━━━━━ Material to process
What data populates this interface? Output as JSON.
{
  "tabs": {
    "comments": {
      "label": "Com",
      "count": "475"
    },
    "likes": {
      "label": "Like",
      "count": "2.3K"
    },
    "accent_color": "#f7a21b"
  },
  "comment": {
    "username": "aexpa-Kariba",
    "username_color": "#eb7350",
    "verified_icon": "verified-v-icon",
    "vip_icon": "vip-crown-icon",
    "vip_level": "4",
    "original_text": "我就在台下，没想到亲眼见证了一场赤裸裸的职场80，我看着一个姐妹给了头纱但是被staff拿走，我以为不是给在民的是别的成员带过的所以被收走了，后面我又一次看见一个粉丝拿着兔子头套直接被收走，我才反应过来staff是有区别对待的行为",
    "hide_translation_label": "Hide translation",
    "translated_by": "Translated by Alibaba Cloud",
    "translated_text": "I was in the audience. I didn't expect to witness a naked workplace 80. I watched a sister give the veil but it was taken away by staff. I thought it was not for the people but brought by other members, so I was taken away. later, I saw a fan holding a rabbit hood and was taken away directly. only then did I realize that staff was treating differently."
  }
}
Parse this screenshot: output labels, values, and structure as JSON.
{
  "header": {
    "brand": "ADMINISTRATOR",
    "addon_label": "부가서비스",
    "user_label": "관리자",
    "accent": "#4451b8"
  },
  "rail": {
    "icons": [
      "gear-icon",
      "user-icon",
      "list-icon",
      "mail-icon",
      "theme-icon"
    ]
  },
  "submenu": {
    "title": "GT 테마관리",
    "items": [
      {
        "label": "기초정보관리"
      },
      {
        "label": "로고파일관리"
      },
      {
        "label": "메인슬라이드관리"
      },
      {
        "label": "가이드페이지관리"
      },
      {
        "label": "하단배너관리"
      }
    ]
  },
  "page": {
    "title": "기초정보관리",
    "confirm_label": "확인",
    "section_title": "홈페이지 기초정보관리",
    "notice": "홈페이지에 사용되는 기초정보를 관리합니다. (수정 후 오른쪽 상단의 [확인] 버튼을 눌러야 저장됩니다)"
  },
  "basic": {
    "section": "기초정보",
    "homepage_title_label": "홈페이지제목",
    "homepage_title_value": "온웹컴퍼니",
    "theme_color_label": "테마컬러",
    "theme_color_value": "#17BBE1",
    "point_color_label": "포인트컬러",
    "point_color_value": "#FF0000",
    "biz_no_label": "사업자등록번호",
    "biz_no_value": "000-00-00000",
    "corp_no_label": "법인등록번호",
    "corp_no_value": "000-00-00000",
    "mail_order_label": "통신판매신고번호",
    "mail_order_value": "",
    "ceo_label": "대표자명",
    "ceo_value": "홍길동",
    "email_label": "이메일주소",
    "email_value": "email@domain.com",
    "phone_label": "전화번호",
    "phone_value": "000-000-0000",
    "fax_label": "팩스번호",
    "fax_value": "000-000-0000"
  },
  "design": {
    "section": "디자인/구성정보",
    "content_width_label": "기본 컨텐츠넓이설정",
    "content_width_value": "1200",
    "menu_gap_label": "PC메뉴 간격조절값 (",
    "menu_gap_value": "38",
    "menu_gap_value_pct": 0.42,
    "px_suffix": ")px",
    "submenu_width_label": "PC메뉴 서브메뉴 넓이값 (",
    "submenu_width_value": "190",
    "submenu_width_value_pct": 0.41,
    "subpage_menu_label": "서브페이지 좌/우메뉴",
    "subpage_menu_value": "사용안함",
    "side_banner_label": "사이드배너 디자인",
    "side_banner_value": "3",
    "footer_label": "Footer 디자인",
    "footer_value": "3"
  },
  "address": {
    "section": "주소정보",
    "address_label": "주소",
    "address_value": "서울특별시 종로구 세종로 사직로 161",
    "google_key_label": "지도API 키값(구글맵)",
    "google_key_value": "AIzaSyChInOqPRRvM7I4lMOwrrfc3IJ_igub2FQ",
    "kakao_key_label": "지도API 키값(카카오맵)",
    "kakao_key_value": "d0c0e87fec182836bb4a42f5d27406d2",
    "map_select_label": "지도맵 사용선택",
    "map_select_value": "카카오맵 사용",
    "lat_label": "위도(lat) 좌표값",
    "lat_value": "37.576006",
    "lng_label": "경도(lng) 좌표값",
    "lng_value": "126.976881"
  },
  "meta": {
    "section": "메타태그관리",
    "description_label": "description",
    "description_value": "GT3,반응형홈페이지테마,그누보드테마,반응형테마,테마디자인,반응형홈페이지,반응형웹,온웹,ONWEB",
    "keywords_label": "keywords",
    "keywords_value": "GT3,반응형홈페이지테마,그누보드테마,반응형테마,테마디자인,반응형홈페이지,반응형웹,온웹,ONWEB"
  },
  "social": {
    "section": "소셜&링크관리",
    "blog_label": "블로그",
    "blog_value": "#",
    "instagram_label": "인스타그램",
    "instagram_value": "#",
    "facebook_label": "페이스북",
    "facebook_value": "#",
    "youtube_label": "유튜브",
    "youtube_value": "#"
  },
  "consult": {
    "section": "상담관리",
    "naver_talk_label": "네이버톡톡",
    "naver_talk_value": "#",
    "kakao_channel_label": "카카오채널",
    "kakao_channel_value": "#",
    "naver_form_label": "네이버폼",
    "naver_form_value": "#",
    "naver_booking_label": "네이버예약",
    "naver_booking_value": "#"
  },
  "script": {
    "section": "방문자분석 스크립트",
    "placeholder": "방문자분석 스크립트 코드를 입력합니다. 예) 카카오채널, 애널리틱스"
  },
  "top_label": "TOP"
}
━━━━━━━━━━
■ **Short exercise**
Would you write down every record again, exactly?

■ **Output of the exercise**
What data populates this interface? Output as JSON.
{
  "tabs": {
    "comments": {
      "label": "Com",
      "count": "475"
    },
    "likes": {
      "label": "Like",
      "count": "2.3K"
    },
    "accent_color": "#f7a21b"
  },
  "comment": {
    "username": "aexpa-Kariba",
    "username_color": "#eb7350",
    "verified_icon": "verified-v-icon",
    "vip_icon": "vip-crown-icon",
    "vip_level": "4",
    "original_text": "我就在台下，没想到亲眼见证了一场赤裸裸的职场80，我看着一个姐妹给了头纱但是被staff拿走，我以为不是给在民的是别的成员带过的所以被收走了，后面我又一次看见一个粉丝拿着兔子头套直接被收走，我才反应过来staff是有区别对待的行为",
    "hide_translation_label": "Hide translation",
    "translated_by": "Translated by Alibaba Cloud",
    "translated_text": "I was in the audience. I didn't expect to witness a naked workplace 80. I watched a sister give the veil but it was taken away by staff. I thought it was not for the people but brought by other members, so I was taken away. later, I saw a fan holding a rabbit hood and was taken away directly. only then did I realize that staff was treating differently."
  }
}
Parse this screenshot: output labels, values, and structure as JSON.
{
  "header": {
    "brand": "ADMINISTRATOR",
    "addon_label": "부가서비스",
    "user_label": "관리자",
    "accent": "#4451b8"
  },
  "rail": {
    "icons": [
      "gear-icon",
      "user-icon",
      "list-icon",
      "mail-icon",
      "theme-icon"
    ]
  },
  "submenu": {
    "title": "GT 테마관리",
    "items": [
      {
        "label": "기초정보관리"
      },
      {
        "label": "로고파일관리"
      },
      {
        "label": "메인슬라이드관리"
      },
      {
        "label": "가이드페이지관리"
      },
      {
        "label": "하단배너관리"
      }
    ]
  },
  "page": {
    "title": "기초정보관리",
    "confirm_label": "확인",
    "section_title": "홈페이지 기초정보관리",
    "notice": "홈페이지에 사용되는 기초정보를 관리합니다. (수정 후 오른쪽 상단의 [확인] 버튼을 눌러야 저장됩니다)"
  },
  "basic": {
    "section": "기초정보",
    "homepage_title_label": "홈페이지제목",
    "homepage_title_value": "온웹컴퍼니",
    "theme_color_label": "테마컬러",
    "theme_color_value": "#17BBE1",
    "point_color_label": "포인트컬러",
    "point_color_value": "#FF0000",
    "biz_no_label": "사업자등록번호",
    "biz_no_value": "000-00-00000",
    "corp_no_label": "법인등록번호",
    "corp_no_value": "000-00-00000",
    "mail_order_label": "통신판매신고번호",
    "mail_order_value": "",
    "ceo_label": "대표자명",
    "ceo_value": "홍길동",
    "email_label": "이메일주소",
    "email_value": "email@domain.com",
    "phone_label": "전화번호",
    "phone_value": "000-000-0000",
    "fax_label": "팩스번호",
    "fax_value": "000-000-0000"
  },
  "design": {
    "section": "디자인/구성정보",
    "content_width_label": "기본 컨텐츠넓이설정",
    "content_width_value": "1200",
    "menu_gap_label": "PC메뉴 간격조절값 (",
    "menu_gap_value": "38",
    "menu_gap_value_pct": 0.42,
    "px_suffix": ")px",
    "submenu_width_label": "PC메뉴 서브메뉴 넓이값 (",
    "submenu_width_value": "190",
    "submenu_width_value_pct": 0.41,
    "subpage_menu_label": "서브페이지 좌/우메뉴",
    "subpage_menu_value": "사용안함",
    "side_banner_label": "사이드배너 디자인",
    "side_banner_value": "3",
    "footer_label": "Footer 디자인",
    "footer_value": "3"
  },
  "address": {
    "section": "주소정보",
    "address_label": "주소",
    "address_value": "서울특별시 종로구 세종로 사직로 161",
    "google_key_label": "지도API 키값(구글맵)",
    "google_key_value": "AIzaSyChInOqPRRvM7I4lMOwrrfc3IJ_igub2FQ",
    "kakao_key_label": "지도API 키값(카카오맵)",
    "kakao_key_value": "d0c0e87fec182836bb4a42f5d27406d2",
    "map_select_label": "지도맵 사용선택",
    "map_select_value": "카카오맵 사용",
    "lat_label": "위도(lat) 좌표값",
    "lat_value": "37.576006",
    "lng_label": "경도(lng) 좌표값",
    "lng_value": "126.976881"
  },
  "meta": {
    "section": "메타태그관리",
    "description_label": "description",
    "description_value": "GT3,반응형홈페이지테마,그누보드테마,반응형테마,테마디자인,반응형홈페이지,반응형웹,온웹,ONWEB",
    "keywords_label": "keywords",
    "keywords_value": "GT3,반응형홈페이지테마,그누보드테마,반응형테마,테마디자인,반응형홈페이지,반응형웹,온웹,ONWEB"
  },
  "social": {
    "section": "소셜&링크관리",
    "blog_label": "블로그",
    "blog_value": "#",
    "instagram_label": "인스타그램",
    "instagram_value": "#",
    "facebook_label": "페이스북",
    "facebook_value": "#",
    "youtube_label": "유튜브",
    "youtube_value": "#"
  },
  "consult": {
    "section": "상담관리",
    "naver_talk_label": "네이버톡톡",
    "naver_talk_value": "#",
    "kakao_channel_label": "카카오채널",
    "kakao_channel_value": "#",
    "naver_form_label": "네이버폼",
    "naver_form_value": "#",
    "naver_booking_label": "네이버예약",
    "naver_booking_value": "#"
  },
  "script": {
    "section": "방문자분석 스크립트",
    "placeholder": "방문자분석 스크립트 코드를 입력합니다. 예) 카카오채널, 애널리틱스"
  },
  "top_label": "TOP"
}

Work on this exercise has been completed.